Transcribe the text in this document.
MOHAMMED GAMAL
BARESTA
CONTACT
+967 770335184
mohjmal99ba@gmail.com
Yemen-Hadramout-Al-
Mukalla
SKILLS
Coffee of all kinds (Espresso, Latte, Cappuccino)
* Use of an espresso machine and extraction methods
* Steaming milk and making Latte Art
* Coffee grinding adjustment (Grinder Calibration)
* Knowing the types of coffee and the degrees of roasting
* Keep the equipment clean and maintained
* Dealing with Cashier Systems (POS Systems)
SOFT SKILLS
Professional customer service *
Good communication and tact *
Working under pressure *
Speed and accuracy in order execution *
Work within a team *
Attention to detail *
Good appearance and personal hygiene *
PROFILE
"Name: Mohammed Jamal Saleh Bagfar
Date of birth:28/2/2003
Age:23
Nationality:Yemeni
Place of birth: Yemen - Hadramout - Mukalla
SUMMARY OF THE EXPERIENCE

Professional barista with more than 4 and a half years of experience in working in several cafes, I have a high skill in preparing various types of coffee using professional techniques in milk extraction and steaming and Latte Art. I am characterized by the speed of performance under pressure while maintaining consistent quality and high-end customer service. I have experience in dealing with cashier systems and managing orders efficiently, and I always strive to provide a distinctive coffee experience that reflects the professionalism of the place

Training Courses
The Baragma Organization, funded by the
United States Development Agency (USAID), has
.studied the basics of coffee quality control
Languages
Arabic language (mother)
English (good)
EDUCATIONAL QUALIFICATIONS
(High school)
===============
Written exercise: Return a copy of every line that includes the word "extraction".

Result:
* Use of an espresso machine and extraction methods
Professional barista with more than 4 and a half years of experience in working in several cafes, I have a high skill in preparing various types of coffee using professional techniques in milk extraction and steaming and Latte Art. I am characterized by the speed of performance under pressure while maintaining consistent quality and high-end customer service. I have experience in dealing with cashier systems and managing orders efficiently, and I always strive to provide a distinctive coffee experience that reflects the professionalism of the place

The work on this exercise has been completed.